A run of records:
■ ■ ■ ■ ■ ■ ■
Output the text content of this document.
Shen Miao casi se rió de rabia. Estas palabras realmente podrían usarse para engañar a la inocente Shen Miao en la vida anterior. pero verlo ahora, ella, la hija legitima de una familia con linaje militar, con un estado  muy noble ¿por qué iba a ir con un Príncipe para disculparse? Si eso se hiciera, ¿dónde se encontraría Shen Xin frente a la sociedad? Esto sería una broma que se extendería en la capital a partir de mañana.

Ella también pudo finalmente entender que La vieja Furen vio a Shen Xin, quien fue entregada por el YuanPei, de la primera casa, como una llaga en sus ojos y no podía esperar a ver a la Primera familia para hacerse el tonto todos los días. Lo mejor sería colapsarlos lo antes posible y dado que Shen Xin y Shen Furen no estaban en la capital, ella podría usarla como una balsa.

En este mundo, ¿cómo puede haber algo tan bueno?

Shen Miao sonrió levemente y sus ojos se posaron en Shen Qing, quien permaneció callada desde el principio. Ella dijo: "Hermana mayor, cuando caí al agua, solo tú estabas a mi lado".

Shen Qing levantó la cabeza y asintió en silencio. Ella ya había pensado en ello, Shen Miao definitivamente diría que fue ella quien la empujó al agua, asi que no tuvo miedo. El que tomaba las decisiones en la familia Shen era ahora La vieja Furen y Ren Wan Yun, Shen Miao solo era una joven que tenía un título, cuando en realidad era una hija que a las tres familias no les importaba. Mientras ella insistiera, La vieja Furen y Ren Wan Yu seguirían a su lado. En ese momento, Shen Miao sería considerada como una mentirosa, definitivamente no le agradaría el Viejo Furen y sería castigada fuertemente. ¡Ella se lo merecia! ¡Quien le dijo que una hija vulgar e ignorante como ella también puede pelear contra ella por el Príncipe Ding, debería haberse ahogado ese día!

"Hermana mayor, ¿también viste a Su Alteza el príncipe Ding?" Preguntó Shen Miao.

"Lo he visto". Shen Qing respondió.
■ ■ ■ ■ ■ ■ ■
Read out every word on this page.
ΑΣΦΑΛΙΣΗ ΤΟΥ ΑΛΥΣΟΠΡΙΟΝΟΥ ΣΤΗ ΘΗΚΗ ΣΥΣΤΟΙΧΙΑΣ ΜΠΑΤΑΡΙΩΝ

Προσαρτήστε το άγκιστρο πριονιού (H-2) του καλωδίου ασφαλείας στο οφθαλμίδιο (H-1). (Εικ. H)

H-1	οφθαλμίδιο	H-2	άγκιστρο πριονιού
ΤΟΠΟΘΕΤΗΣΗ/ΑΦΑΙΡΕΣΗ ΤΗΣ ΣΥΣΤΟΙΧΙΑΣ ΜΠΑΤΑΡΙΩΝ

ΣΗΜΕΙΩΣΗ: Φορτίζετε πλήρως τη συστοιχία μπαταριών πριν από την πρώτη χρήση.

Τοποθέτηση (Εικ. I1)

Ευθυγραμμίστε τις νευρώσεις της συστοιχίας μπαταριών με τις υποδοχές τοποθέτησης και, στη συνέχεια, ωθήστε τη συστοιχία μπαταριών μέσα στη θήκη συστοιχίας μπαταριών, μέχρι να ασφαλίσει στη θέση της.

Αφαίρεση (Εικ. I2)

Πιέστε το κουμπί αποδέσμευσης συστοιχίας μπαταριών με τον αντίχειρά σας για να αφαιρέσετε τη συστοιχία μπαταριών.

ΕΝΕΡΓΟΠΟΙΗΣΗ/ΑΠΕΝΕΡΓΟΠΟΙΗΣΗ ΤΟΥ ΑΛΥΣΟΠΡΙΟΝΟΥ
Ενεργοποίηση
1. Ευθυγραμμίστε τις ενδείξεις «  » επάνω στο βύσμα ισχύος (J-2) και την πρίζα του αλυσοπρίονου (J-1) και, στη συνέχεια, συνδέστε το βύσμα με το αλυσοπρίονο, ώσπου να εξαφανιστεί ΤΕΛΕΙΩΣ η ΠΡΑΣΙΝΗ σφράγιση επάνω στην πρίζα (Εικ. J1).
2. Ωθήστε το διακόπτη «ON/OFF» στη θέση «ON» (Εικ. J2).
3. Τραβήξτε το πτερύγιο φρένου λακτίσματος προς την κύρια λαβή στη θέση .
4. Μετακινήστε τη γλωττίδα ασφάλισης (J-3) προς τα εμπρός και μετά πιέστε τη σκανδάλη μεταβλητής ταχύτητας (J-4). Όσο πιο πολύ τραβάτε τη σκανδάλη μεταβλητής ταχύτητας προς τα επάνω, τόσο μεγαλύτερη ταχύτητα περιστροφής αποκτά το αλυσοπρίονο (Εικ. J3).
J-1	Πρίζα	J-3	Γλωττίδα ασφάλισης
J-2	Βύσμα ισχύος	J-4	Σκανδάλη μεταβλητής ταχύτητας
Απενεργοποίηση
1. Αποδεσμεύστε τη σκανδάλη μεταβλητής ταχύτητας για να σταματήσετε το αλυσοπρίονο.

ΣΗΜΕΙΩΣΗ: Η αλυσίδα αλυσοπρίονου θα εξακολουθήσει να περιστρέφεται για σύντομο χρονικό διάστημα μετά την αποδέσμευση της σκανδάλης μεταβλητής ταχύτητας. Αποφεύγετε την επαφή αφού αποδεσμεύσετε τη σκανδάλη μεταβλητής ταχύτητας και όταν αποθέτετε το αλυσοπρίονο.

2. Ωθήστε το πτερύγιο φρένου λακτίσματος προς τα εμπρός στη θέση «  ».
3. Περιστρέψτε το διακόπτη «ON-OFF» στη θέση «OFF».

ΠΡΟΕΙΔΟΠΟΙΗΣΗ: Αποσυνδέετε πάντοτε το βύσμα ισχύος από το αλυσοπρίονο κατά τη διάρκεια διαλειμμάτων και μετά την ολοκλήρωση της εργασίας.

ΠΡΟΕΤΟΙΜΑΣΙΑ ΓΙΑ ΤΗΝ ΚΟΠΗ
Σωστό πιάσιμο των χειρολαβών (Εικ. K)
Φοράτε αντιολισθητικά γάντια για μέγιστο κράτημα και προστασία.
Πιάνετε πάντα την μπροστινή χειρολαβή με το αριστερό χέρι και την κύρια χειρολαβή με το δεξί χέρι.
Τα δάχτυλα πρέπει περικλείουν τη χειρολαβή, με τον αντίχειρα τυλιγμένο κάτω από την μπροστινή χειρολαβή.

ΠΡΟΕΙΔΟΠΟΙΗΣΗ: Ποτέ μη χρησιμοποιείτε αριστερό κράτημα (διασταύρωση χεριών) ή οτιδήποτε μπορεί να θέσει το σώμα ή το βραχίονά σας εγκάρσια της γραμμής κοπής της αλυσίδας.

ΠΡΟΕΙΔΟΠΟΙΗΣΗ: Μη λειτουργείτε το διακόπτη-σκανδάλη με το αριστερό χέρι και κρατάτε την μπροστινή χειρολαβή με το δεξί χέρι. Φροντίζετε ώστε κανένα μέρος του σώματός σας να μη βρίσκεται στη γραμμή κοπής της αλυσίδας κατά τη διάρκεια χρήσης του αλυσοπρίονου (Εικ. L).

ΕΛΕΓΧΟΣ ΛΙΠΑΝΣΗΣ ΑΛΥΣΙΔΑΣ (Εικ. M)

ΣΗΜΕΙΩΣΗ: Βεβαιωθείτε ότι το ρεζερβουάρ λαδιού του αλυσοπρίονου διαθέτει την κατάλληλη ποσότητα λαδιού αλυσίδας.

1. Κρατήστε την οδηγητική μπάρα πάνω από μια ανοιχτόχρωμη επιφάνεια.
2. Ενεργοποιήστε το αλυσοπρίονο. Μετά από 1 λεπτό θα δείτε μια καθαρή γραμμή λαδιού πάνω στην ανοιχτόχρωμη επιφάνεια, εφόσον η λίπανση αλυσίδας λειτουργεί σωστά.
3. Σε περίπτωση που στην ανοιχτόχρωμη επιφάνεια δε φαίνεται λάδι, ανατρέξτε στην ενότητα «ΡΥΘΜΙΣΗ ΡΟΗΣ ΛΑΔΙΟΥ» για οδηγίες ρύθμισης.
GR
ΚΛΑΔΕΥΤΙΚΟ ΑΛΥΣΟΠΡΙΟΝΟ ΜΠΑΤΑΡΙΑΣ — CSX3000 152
■ ■ ■ ■ ■ ■ ■
Task goal: Using the records above, copy each line that contains "οφθαλμίδιο".

Problem solution:
Προσαρτήστε το άγκιστρο πριονιού (H-2) του καλωδίου ασφαλείας στο οφθαλμίδιο (H-1). (Εικ. H)
H-1	οφθαλμίδιο	H-2	άγκιστρο πριονιού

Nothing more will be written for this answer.